▶ TASK BRIEF
Go through the entries below and print each one exactly, leaving out pictures.

........

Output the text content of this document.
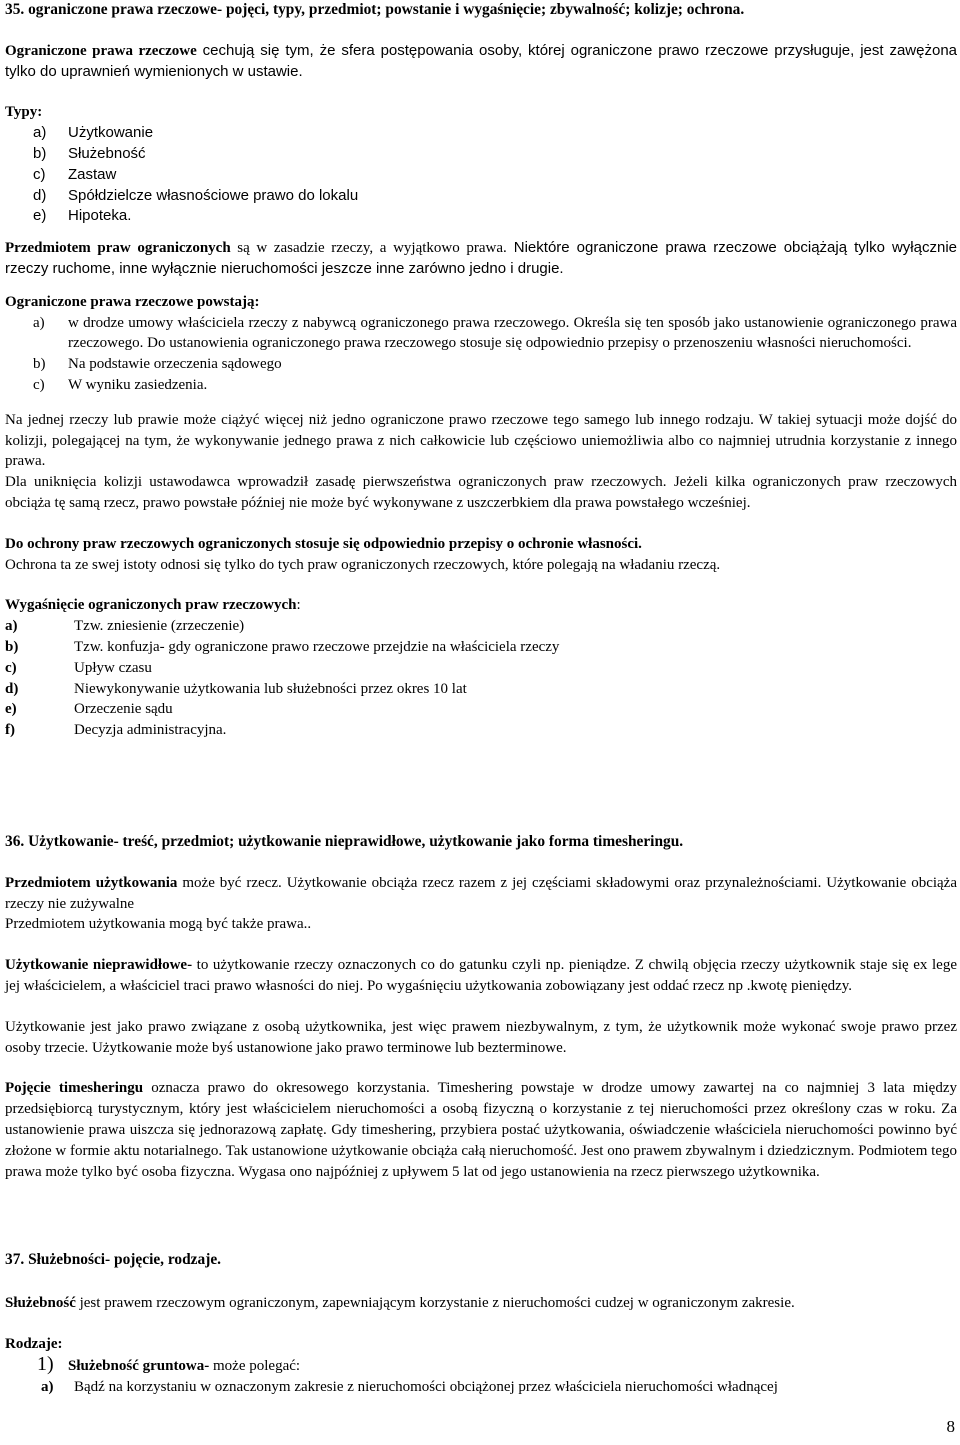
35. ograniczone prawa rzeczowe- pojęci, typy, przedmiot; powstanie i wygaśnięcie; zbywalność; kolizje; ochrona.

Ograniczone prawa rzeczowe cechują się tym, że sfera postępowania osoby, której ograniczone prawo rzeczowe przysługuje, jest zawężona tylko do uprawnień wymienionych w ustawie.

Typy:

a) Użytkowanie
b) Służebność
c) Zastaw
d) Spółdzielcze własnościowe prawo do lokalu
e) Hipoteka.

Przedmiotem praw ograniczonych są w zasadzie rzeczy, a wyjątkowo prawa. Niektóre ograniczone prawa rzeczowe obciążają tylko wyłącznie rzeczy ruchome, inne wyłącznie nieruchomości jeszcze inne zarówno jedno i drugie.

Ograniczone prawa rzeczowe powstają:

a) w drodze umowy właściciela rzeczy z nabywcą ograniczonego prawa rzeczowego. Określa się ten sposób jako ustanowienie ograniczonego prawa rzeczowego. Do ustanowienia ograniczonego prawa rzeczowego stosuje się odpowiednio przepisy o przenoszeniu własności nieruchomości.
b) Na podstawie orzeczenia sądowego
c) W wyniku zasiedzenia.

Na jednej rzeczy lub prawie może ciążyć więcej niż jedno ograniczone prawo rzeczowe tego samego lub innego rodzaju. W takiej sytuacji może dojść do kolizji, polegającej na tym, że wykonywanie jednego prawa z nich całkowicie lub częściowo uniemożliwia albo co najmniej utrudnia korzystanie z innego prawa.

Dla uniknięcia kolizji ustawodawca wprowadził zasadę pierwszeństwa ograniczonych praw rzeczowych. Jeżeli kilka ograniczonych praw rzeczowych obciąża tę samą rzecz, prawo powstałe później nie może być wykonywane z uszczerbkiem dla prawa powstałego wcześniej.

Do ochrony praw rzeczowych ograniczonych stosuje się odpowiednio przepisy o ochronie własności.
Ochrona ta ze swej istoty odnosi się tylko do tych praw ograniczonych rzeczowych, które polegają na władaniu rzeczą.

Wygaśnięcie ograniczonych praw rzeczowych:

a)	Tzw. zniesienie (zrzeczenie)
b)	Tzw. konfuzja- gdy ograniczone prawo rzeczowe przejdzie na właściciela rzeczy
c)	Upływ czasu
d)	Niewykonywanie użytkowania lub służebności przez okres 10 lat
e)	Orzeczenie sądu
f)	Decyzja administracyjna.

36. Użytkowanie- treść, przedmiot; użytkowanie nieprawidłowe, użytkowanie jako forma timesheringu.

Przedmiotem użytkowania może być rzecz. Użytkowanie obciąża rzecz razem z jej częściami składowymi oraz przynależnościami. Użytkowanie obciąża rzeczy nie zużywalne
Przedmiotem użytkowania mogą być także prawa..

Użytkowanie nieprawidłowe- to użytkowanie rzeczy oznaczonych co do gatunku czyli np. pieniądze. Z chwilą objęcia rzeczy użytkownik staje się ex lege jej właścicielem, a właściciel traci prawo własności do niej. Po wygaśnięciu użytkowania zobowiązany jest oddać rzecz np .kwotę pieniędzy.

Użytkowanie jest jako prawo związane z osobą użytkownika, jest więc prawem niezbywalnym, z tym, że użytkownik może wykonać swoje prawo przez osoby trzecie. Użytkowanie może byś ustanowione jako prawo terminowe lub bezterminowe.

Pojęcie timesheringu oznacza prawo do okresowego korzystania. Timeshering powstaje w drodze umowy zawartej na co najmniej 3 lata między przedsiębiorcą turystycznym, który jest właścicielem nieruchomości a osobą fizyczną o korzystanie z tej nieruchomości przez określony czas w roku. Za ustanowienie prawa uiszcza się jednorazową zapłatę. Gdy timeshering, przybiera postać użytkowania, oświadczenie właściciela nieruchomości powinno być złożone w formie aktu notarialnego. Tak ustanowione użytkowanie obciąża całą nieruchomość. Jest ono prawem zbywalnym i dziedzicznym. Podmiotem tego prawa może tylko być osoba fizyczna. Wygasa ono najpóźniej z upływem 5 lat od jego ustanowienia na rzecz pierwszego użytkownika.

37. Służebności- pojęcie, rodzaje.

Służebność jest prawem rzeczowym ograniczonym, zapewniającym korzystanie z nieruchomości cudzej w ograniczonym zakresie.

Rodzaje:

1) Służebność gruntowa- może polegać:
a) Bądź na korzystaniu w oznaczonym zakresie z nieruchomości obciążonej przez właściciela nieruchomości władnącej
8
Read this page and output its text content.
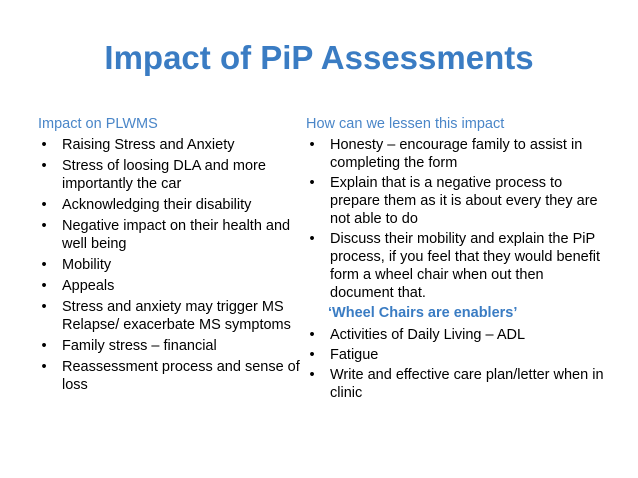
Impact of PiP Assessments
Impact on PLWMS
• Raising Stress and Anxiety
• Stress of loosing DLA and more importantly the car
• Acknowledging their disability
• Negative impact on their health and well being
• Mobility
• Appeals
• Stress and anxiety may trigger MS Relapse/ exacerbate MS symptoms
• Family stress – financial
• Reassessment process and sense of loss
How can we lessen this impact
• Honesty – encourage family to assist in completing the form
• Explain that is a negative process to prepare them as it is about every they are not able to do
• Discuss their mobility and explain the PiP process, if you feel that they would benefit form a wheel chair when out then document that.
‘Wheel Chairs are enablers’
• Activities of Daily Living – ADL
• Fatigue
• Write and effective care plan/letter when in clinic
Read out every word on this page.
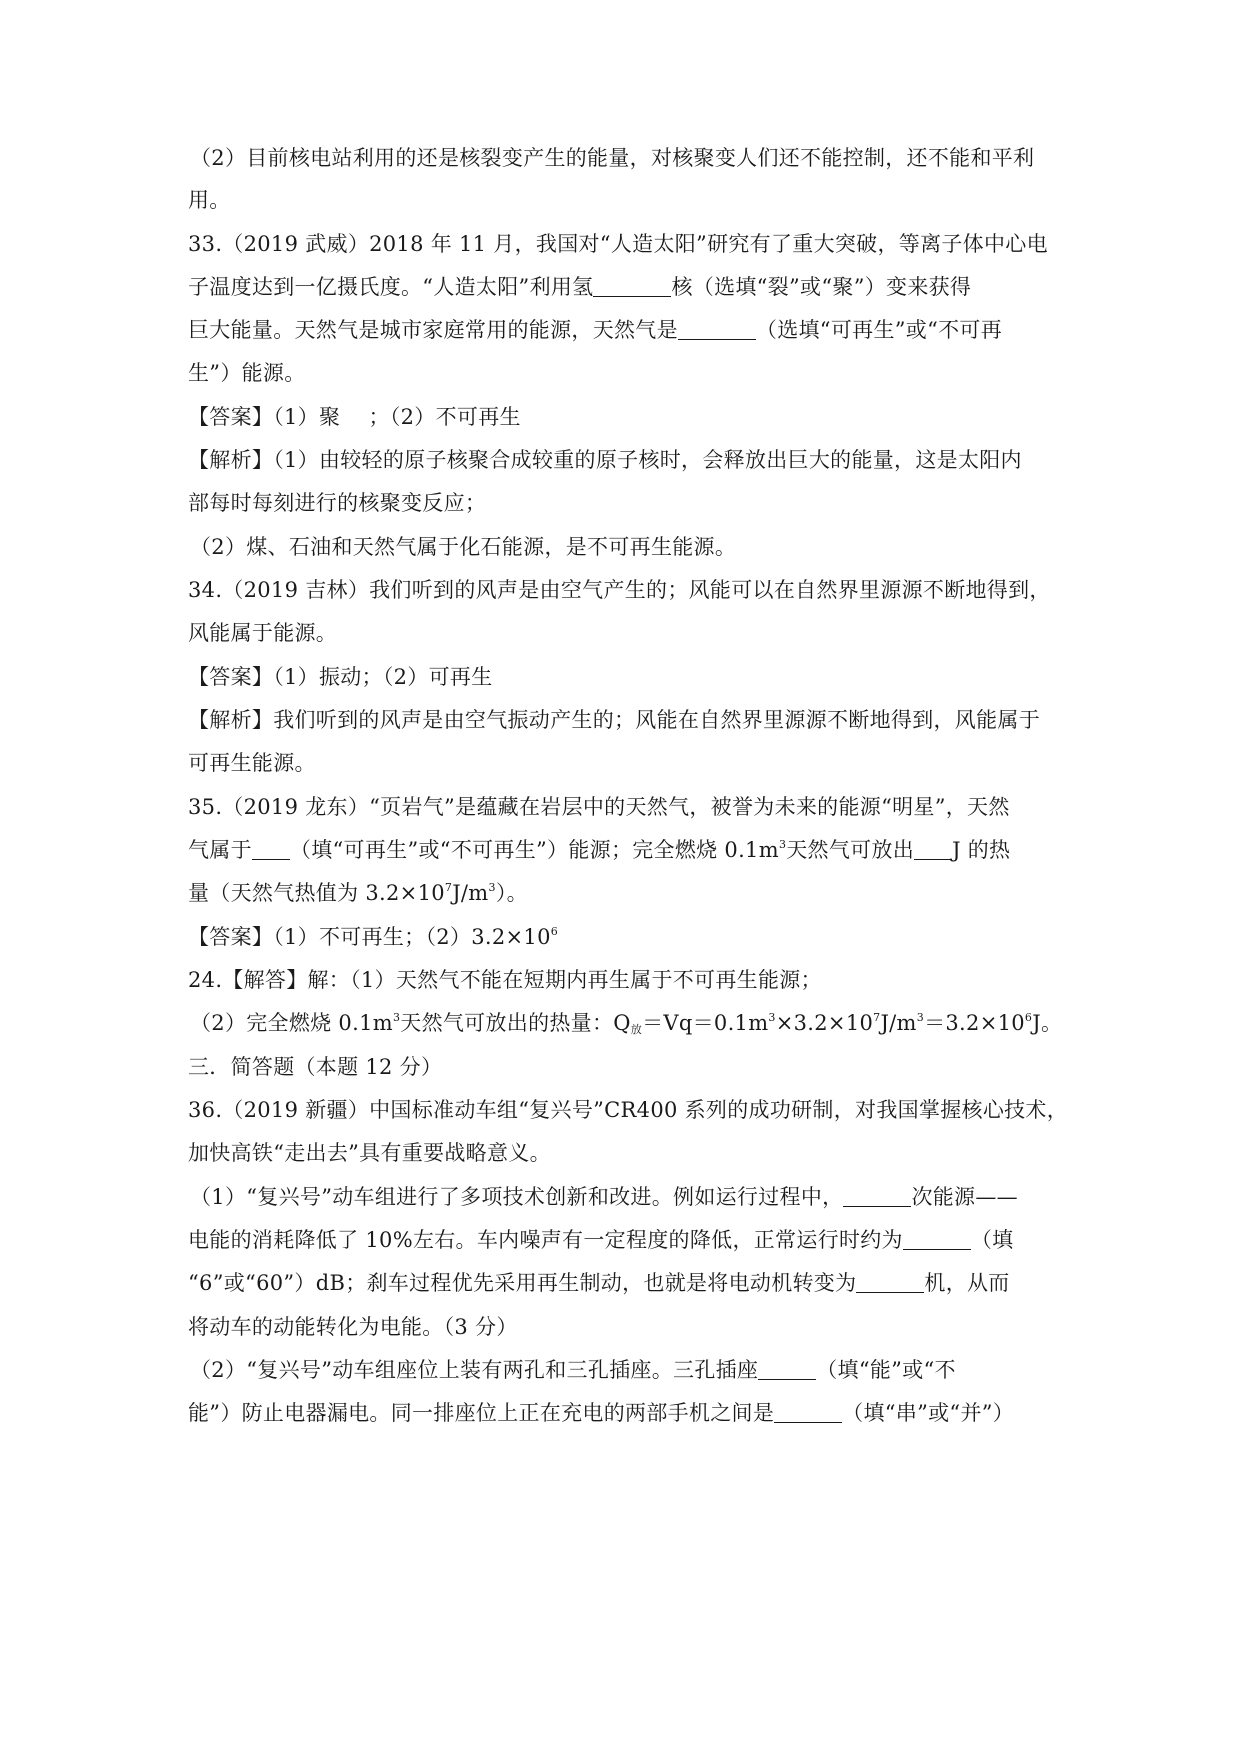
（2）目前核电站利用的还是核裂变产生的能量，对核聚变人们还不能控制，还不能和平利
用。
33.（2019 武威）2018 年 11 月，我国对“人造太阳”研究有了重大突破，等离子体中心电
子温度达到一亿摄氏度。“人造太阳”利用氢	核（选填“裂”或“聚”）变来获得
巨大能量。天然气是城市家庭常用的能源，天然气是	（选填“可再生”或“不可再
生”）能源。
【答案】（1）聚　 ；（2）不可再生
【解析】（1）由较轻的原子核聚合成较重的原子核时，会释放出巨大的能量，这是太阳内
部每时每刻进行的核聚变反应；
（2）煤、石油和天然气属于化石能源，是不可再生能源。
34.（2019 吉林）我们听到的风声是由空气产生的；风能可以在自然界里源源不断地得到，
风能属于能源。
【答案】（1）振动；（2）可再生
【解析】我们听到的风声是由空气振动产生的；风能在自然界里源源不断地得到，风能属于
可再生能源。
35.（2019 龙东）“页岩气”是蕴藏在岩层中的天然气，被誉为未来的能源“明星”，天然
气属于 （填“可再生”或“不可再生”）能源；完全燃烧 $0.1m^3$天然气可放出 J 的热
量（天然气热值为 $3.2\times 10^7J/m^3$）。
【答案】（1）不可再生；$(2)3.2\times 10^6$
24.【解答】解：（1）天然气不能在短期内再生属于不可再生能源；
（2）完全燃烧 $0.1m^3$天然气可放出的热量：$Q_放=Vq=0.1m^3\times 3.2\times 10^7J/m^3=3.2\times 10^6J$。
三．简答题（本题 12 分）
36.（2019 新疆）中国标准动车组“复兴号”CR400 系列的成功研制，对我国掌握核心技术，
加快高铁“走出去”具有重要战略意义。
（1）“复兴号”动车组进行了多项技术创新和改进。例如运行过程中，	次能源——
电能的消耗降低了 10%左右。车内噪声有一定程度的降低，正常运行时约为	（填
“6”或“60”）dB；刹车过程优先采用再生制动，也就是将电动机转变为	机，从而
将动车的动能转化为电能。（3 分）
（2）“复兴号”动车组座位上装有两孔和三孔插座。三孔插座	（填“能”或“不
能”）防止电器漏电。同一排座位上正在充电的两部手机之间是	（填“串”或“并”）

........

▶ WRITTEN RESPONSE
Output the text content of this document.
35. ograniczone prawa rzeczowe- pojęci, typy, przedmiot; powstanie i wygaśnięcie; zbywalność; kolizje; ochrona.

Ograniczone prawa rzeczowe cechują się tym, że sfera postępowania osoby, której ograniczone prawo rzeczowe przysługuje, jest zawężona tylko do uprawnień wymienionych w ustawie.

Typy:

a) Użytkowanie
b) Służebność
c) Zastaw
d) Spółdzielcze własnościowe prawo do lokalu
e) Hipoteka.

Przedmiotem praw ograniczonych są w zasadzie rzeczy, a wyjątkowo prawa. Niektóre ograniczone prawa rzeczowe obciążają tylko wyłącznie rzeczy ruchome, inne wyłącznie nieruchomości jeszcze inne zarówno jedno i drugie.

Ograniczone prawa rzeczowe powstają:

a) w drodze umowy właściciela rzeczy z nabywcą ograniczonego prawa rzeczowego. Określa się ten sposób jako ustanowienie ograniczonego prawa rzeczowego. Do ustanowienia ograniczonego prawa rzeczowego stosuje się odpowiednio przepisy o przenoszeniu własności nieruchomości.
b) Na podstawie orzeczenia sądowego
c) W wyniku zasiedzenia.

Na jednej rzeczy lub prawie może ciążyć więcej niż jedno ograniczone prawo rzeczowe tego samego lub innego rodzaju. W takiej sytuacji może dojść do kolizji, polegającej na tym, że wykonywanie jednego prawa z nich całkowicie lub częściowo uniemożliwia albo co najmniej utrudnia korzystanie z innego prawa.

Dla uniknięcia kolizji ustawodawca wprowadził zasadę pierwszeństwa ograniczonych praw rzeczowych. Jeżeli kilka ograniczonych praw rzeczowych obciąża tę samą rzecz, prawo powstałe później nie może być wykonywane z uszczerbkiem dla prawa powstałego wcześniej.

Do ochrony praw rzeczowych ograniczonych stosuje się odpowiednio przepisy o ochronie własności.
Ochrona ta ze swej istoty odnosi się tylko do tych praw ograniczonych rzeczowych, które polegają na władaniu rzeczą.

Wygaśnięcie ograniczonych praw rzeczowych:

a)	Tzw. zniesienie (zrzeczenie)
b)	Tzw. konfuzja- gdy ograniczone prawo rzeczowe przejdzie na właściciela rzeczy
c)	Upływ czasu
d)	Niewykonywanie użytkowania lub służebności przez okres 10 lat
e)	Orzeczenie sądu
f)	Decyzja administracyjna.

36. Użytkowanie- treść, przedmiot; użytkowanie nieprawidłowe, użytkowanie jako forma timesheringu.

Przedmiotem użytkowania może być rzecz. Użytkowanie obciąża rzecz razem z jej częściami składowymi oraz przynależnościami. Użytkowanie obciąża rzeczy nie zużywalne
Przedmiotem użytkowania mogą być także prawa..

Użytkowanie nieprawidłowe- to użytkowanie rzeczy oznaczonych co do gatunku czyli np. pieniądze. Z chwilą objęcia rzeczy użytkownik staje się ex lege jej właścicielem, a właściciel traci prawo własności do niej. Po wygaśnięciu użytkowania zobowiązany jest oddać rzecz np .kwotę pieniędzy.

Użytkowanie jest jako prawo związane z osobą użytkownika, jest więc prawem niezbywalnym, z tym, że użytkownik może wykonać swoje prawo przez osoby trzecie. Użytkowanie może byś ustanowione jako prawo terminowe lub bezterminowe.

Pojęcie timesheringu oznacza prawo do okresowego korzystania. Timeshering powstaje w drodze umowy zawartej na co najmniej 3 lata między przedsiębiorcą turystycznym, który jest właścicielem nieruchomości a osobą fizyczną o korzystanie z tej nieruchomości przez określony czas w roku. Za ustanowienie prawa uiszcza się jednorazową zapłatę. Gdy timeshering, przybiera postać użytkowania, oświadczenie właściciela nieruchomości powinno być złożone w formie aktu notarialnego. Tak ustanowione użytkowanie obciąża całą nieruchomość. Jest ono prawem zbywalnym i dziedzicznym. Podmiotem tego prawa może tylko być osoba fizyczna. Wygasa ono najpóźniej z upływem 5 lat od jego ustanowienia na rzecz pierwszego użytkownika.

37. Służebności- pojęcie, rodzaje.

Służebność jest prawem rzeczowym ograniczonym, zapewniającym korzystanie z nieruchomości cudzej w ograniczonym zakresie.

Rodzaje:

1) Służebność gruntowa- może polegać:
a) Bądź na korzystaniu w oznaczonym zakresie z nieruchomości obciążonej przez właściciela nieruchomości władnącej
8
Read this page and output its text content.
Impact of PiP Assessments
Impact on PLWMS
• Raising Stress and Anxiety
• Stress of loosing DLA and more importantly the car
• Acknowledging their disability
• Negative impact on their health and well being
• Mobility
• Appeals
• Stress and anxiety may trigger MS Relapse/ exacerbate MS symptoms
• Family stress – financial
• Reassessment process and sense of loss
How can we lessen this impact
• Honesty – encourage family to assist in completing the form
• Explain that is a negative process to prepare them as it is about every they are not able to do
• Discuss their mobility and explain the PiP process, if you feel that they would benefit form a wheel chair when out then document that.
‘Wheel Chairs are enablers’
• Activities of Daily Living – ADL
• Fatigue
• Write and effective care plan/letter when in clinic
Read out every word on this page.
（2）目前核电站利用的还是核裂变产生的能量，对核聚变人们还不能控制，还不能和平利
用。
33.（2019 武威）2018 年 11 月，我国对“人造太阳”研究有了重大突破，等离子体中心电
子温度达到一亿摄氏度。“人造太阳”利用氢	核（选填“裂”或“聚”）变来获得
巨大能量。天然气是城市家庭常用的能源，天然气是	（选填“可再生”或“不可再
生”）能源。
【答案】（1）聚　 ；（2）不可再生
【解析】（1）由较轻的原子核聚合成较重的原子核时，会释放出巨大的能量，这是太阳内
部每时每刻进行的核聚变反应；
（2）煤、石油和天然气属于化石能源，是不可再生能源。
34.（2019 吉林）我们听到的风声是由空气产生的；风能可以在自然界里源源不断地得到，
风能属于能源。
【答案】（1）振动；（2）可再生
【解析】我们听到的风声是由空气振动产生的；风能在自然界里源源不断地得到，风能属于
可再生能源。
35.（2019 龙东）“页岩气”是蕴藏在岩层中的天然气，被誉为未来的能源“明星”，天然
气属于 （填“可再生”或“不可再生”）能源；完全燃烧 $0.1m^3$天然气可放出 J 的热
量（天然气热值为 $3.2\times 10^7J/m^3$）。
【答案】（1）不可再生；$(2)3.2\times 10^6$
24.【解答】解：（1）天然气不能在短期内再生属于不可再生能源；
（2）完全燃烧 $0.1m^3$天然气可放出的热量：$Q_放=Vq=0.1m^3\times 3.2\times 10^7J/m^3=3.2\times 10^6J$。
三．简答题（本题 12 分）
36.（2019 新疆）中国标准动车组“复兴号”CR400 系列的成功研制，对我国掌握核心技术，
加快高铁“走出去”具有重要战略意义。
（1）“复兴号”动车组进行了多项技术创新和改进。例如运行过程中，	次能源——
电能的消耗降低了 10%左右。车内噪声有一定程度的降低，正常运行时约为	（填
“6”或“60”）dB；刹车过程优先采用再生制动，也就是将电动机转变为	机，从而
将动车的动能转化为电能。（3 分）
（2）“复兴号”动车组座位上装有两孔和三孔插座。三孔插座	（填“能”或“不
能”）防止电器漏电。同一排座位上正在充电的两部手机之间是	（填“串”或“并”）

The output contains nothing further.